───── DATA EXTRACT ─────

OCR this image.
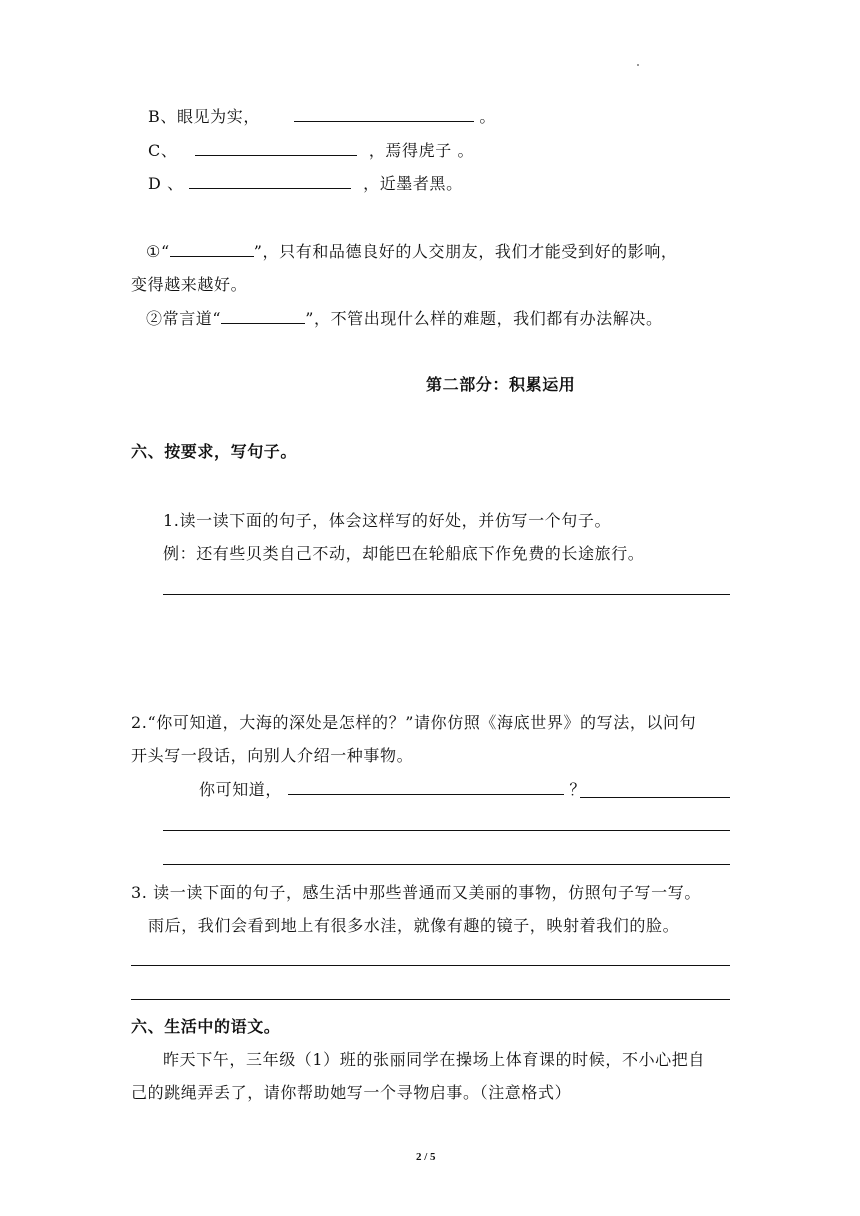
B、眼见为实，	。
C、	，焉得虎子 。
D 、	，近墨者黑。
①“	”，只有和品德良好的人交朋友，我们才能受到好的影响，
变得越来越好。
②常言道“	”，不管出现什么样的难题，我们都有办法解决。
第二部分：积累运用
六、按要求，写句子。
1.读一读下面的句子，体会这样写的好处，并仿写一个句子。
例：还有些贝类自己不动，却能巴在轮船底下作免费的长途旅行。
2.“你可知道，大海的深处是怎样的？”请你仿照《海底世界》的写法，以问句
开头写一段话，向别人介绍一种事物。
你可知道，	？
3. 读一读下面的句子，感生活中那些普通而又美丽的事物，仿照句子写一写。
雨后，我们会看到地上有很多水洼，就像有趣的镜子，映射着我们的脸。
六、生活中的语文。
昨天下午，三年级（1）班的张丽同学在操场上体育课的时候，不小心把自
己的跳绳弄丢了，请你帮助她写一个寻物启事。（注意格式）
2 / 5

─────

- _YOUR INSTRUCTIONS_
Pictures are to be left out; all else in the entries above is to be quoted exactly.

- _RESPONSE TO THE TASK_
OCR this image.
B、眼见为实，	。
C、	，焉得虎子 。
D 、	，近墨者黑。
①“	”，只有和品德良好的人交朋友，我们才能受到好的影响，
变得越来越好。
②常言道“	”，不管出现什么样的难题，我们都有办法解决。
第二部分：积累运用
六、按要求，写句子。
1.读一读下面的句子，体会这样写的好处，并仿写一个句子。
例：还有些贝类自己不动，却能巴在轮船底下作免费的长途旅行。
2.“你可知道，大海的深处是怎样的？”请你仿照《海底世界》的写法，以问句
开头写一段话，向别人介绍一种事物。
你可知道，	？
3. 读一读下面的句子，感生活中那些普通而又美丽的事物，仿照句子写一写。
雨后，我们会看到地上有很多水洼，就像有趣的镜子，映射着我们的脸。
六、生活中的语文。
昨天下午，三年级（1）班的张丽同学在操场上体育课的时候，不小心把自
己的跳绳弄丢了，请你帮助她写一个寻物启事。（注意格式）
2 / 5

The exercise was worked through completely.